> _TEXT SEGMENT_
----------

[Proposal][RFC] Strided Memory Access

Ashutosh,

First, I'm all for enabling general stride load/store support for all targets --- should be just a matter of proper
cost modeling. For that matter, we should enable general gather/scatter support for all targets.

About the specific approach taken by this RFC:
1) It's best to first state that this is for small constant stride where a single wide load/store can cover two or more
     valid stride load/store elements. If a wide load/store contain just one valid element, there aren't any need
     to do a wide load/store.
2) Optimal code generation for strided memory accesses are target dependent.
     Breaking one gather/scatter w/ constant index vector into several IR instructions like below might hurt such optimization,
     especially when the vectorization factor is greater than the target legal vector width ---- this can happen
     in mixed data type code (int mixed with double, etc.)
3) Make sure that the last element of unmasked load is a valid stride load element ---- otherwise,
     out-of-bounds SEGV can happen. Use of masked load intrinsic most likely degrades any benefits over
     gather intrinsic w/ constant index.
4) Unfortunately, 3) most likely imply that the wide load used here needs to be based on target HW physical
     vector width. There are reasons why such type legalization at vectorizer should be avoided.
5) In general, I think leaking this much complexity into IR hurts (rather than enable) optimization.
     It's best to keep vectorizer's output as simple as vector code can be such that other optimizers can do their best
     in optimizing vector code.

----------

> _REQUEST A_
In the entries below, copy out everything from the line containing "y-axis-label: Millions $ <box>586" down to the line containing "chart-load-and-generation: Load and", with both of those lines included.

----------

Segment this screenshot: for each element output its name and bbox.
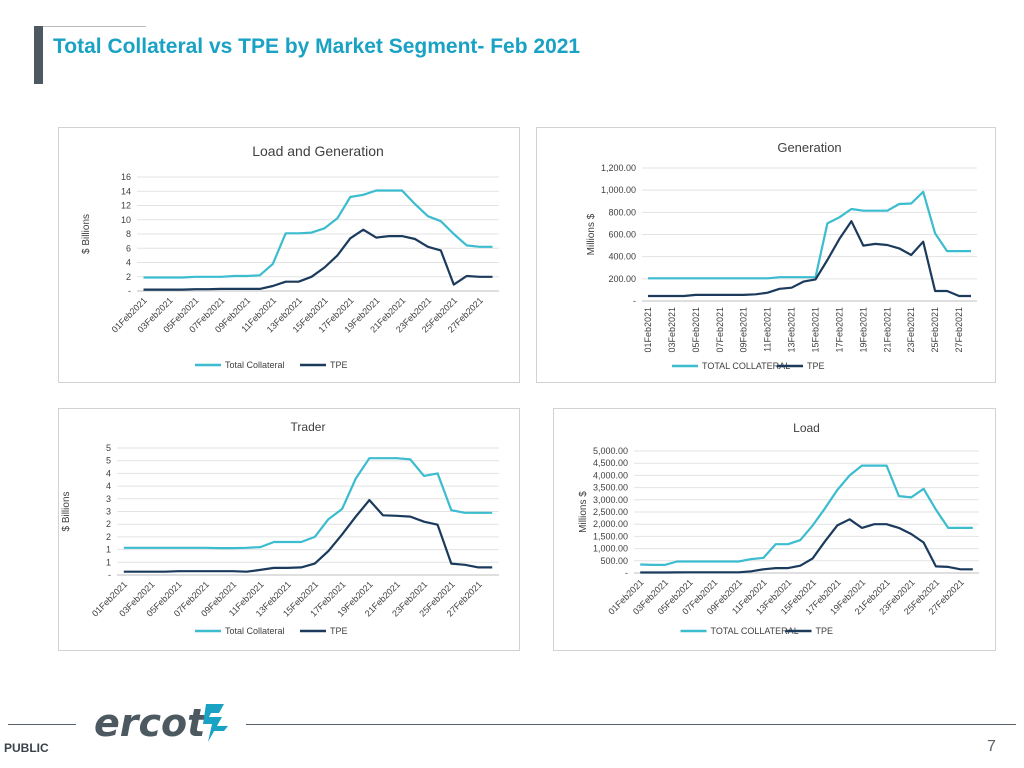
y-axis-label: Millions $ <box>586 213 597 255</box>
y-axis-label: $ Billions <box>61 491 72 531</box>
y-tick-label: 4,000.00 <box>593 470 628 480</box>
y-tick-label: 16 <box>121 172 131 182</box>
chart-title: Load and Generation <box>252 143 384 159</box>
x-tick-label: 05Feb2021 <box>691 307 701 353</box>
chart-panel-trader: Trader -1 1 2 2 3 3 4 4 5 5 $ Billions 01Feb2021 03Fe… <box>58 408 520 651</box>
chart-load-and-generation: Load and Generation - 2 4 6 8 10 12 14 16 $ Billio… <box>81 143 499 370</box>
legend-label: TPE <box>330 626 348 636</box>
x-tick-label: 19Feb2021 <box>858 307 868 353</box>
y-tick-label: 2 <box>126 272 131 282</box>
x-tick-label: 01Feb2021 <box>643 307 653 353</box>
y-tick-label: 4,500.00 <box>593 458 628 468</box>
legend-label: Total Collateral <box>225 626 285 636</box>
y-tick-label: 1,200.00 <box>601 163 636 173</box>
footer-rule-right <box>246 724 1016 725</box>
y-tick-label: - <box>108 570 111 580</box>
y-tick-label: 4 <box>106 481 111 491</box>
ercot-logo-text: ercot <box>94 701 207 745</box>
y-tick-label: 200.00 <box>608 274 636 284</box>
y-tick-label: 5 <box>106 456 111 466</box>
y-tick-label: 3 <box>106 494 111 504</box>
legend-label: Total Collateral <box>225 360 285 370</box>
ercot-logo: ercot <box>94 701 228 745</box>
series-line-total-collateral <box>648 190 971 280</box>
x-tick-label: 21Feb2021 <box>882 307 892 353</box>
legend-label: TPE <box>807 361 825 371</box>
x-tick-label: 23Feb2021 <box>906 307 916 353</box>
y-tick-label: 3,500.00 <box>593 483 628 493</box>
y-tick-label: 1 <box>106 557 111 567</box>
chart-panel-generation: Generation - 200.00 400.00 600.00 800.00 1,000… <box>536 127 996 383</box>
y-tick-label: 3 <box>106 507 111 517</box>
chart-panel-load: Load - 500.00 1,000.00 1,500.00 2,000.00 2,500… <box>553 408 996 651</box>
title-top-rule <box>34 26 146 27</box>
x-tick-label: 27Feb2021 <box>954 307 964 353</box>
y-tick-label: 400.00 <box>608 252 636 262</box>
y-tick-label: 2 <box>106 532 111 542</box>
y-tick-label: 8 <box>126 229 131 239</box>
y-tick-label: 4 <box>126 258 131 268</box>
series-line-total-collateral <box>640 464 973 566</box>
chart-title: Load <box>793 421 820 435</box>
y-tick-label: 2 <box>106 519 111 529</box>
x-tick-label: 03Feb2021 <box>667 307 677 353</box>
chart-panel-load-and-generation: Load and Generation - 2 4 6 8 10 12 14 16 $ Billio… <box>58 127 520 383</box>
y-tick-label: 1,000.00 <box>601 185 636 195</box>
chart-title: Trader <box>291 420 326 434</box>
y-tick-label: 3,000.00 <box>593 495 628 505</box>
y-tick-label: - <box>128 286 131 296</box>
x-tick-label: 15Feb2021 <box>810 307 820 353</box>
y-tick-label: 5,000.00 <box>593 446 628 456</box>
chart-title: Generation <box>777 140 841 155</box>
y-tick-label: 14 <box>121 186 131 196</box>
y-tick-label: - <box>633 296 636 306</box>
y-tick-label: 5 <box>106 443 111 453</box>
y-tick-label: 2,500.00 <box>593 507 628 517</box>
series-line-tpe <box>648 220 971 298</box>
y-tick-label: 1 <box>106 545 111 555</box>
x-tick-label: 13Feb2021 <box>787 307 797 353</box>
title-accent-bar <box>34 26 43 84</box>
x-tick-label: 11Feb2021 <box>763 307 773 352</box>
y-tick-label: 2,000.00 <box>593 519 628 529</box>
chart-generation: Generation - 200.00 400.00 600.00 800.00 1,000… <box>586 140 977 371</box>
series-line-tpe <box>143 228 493 291</box>
x-tick-label: 17Feb2021 <box>834 307 844 353</box>
y-tick-label: 500.00 <box>600 556 628 566</box>
y-tick-label: 1,000.00 <box>593 544 628 554</box>
legend-label: TPE <box>330 360 348 370</box>
chart-load: Load - 500.00 1,000.00 1,500.00 2,000.00 2,500… <box>578 421 979 636</box>
page-number: 7 <box>987 738 996 755</box>
footer-rule-left <box>8 724 76 725</box>
y-axis-label: $ Billions <box>81 214 92 254</box>
legend-label: TPE <box>816 626 834 636</box>
x-tick-label: 09Feb2021 <box>739 307 749 353</box>
series-line-total-collateral <box>143 189 493 279</box>
legend-label: TOTAL COLLATERAL <box>702 361 790 371</box>
page-title: Total Collateral vs TPE by Market Segmen… <box>53 35 581 58</box>
y-tick-label: 1,500.00 <box>593 531 628 541</box>
y-axis-label: Millions $ <box>578 491 589 533</box>
y-tick-label: 800.00 <box>608 207 636 217</box>
ercot-lightning-star-icon <box>203 704 228 742</box>
y-tick-label: 4 <box>106 468 111 478</box>
classification-label: PUBLIC <box>4 741 49 755</box>
y-tick-label: 12 <box>121 201 131 211</box>
series-line-tpe <box>123 499 493 573</box>
y-tick-label: 6 <box>126 243 131 253</box>
legend-label: TOTAL COLLATERAL <box>711 626 799 636</box>
y-tick-label: 10 <box>121 215 131 225</box>
series-line-total-collateral <box>123 457 493 550</box>
y-tick-label: 600.00 <box>608 230 636 240</box>
x-tick-label: 25Feb2021 <box>930 307 940 353</box>
series-line-tpe <box>640 518 973 574</box>
y-tick-label: - <box>625 568 628 578</box>
x-tick-label: 07Feb2021 <box>715 307 725 353</box>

----------

> _REQUEST B_
Write the next part of the forum reply about the strided memory access proposal, picking up where it stops.

> _EXERCISE RESPONSE A_
y-axis-label: Millions $ <box>586 213 597 255</box>
y-axis-label: $ Billions <box>61 491 72 531</box>
y-tick-label: 4,000.00 <box>593 470 628 480</box>
y-tick-label: 16 <box>121 172 131 182</box>
chart-title: Load and Generation <box>252 143 384 159</box>
x-tick-label: 05Feb2021 <box>691 307 701 353</box>
chart-panel-trader: Trader -1 1 2 2 3 3 4 4 5 5 $ Billions 01Feb2021 03Fe… <box>58 408 520 651</box>
chart-load-and-generation: Load and Generation - 2 4 6 8 10 12 14 16 $ Billio… <box>81 143 499 370</box>

> _EXERCISE RESPONSE B_
If I remember correctly, Elena Demikhovsky (my colleague) attempted to introduce stride load/store intrinsic
sometime ago and got a push back. I think it's best to address the following questions.
a) What can this enable over gather/scatter intrinsic w/ constant index vector
b) What can this enable over hypothetical "stride load/store" intrinsic
c) Any chance of introducing stride load/store as a form of wide load/store?
    I understand that there is a big hurdle here, but the reward should also be pretty good here.

One might claim that the cost modeling can be easier, but that is also the downside since
the generated cost may not match the cost of optimal code.

All these things considered, my suggestion is to start from enabling optimal code generation (or optimal lowering
in CG prepare) from gather/scatter intrinsic and reflect that in vectorizer's cost model.

As a vectorizer centric person, I'd like to eventually see gather/scatter/stride-load/store to be supported
by IR instructions (i.e., not intrinsics), but I'll leave that discussion to another time so that I won't pollute
Ashutosh's RFC.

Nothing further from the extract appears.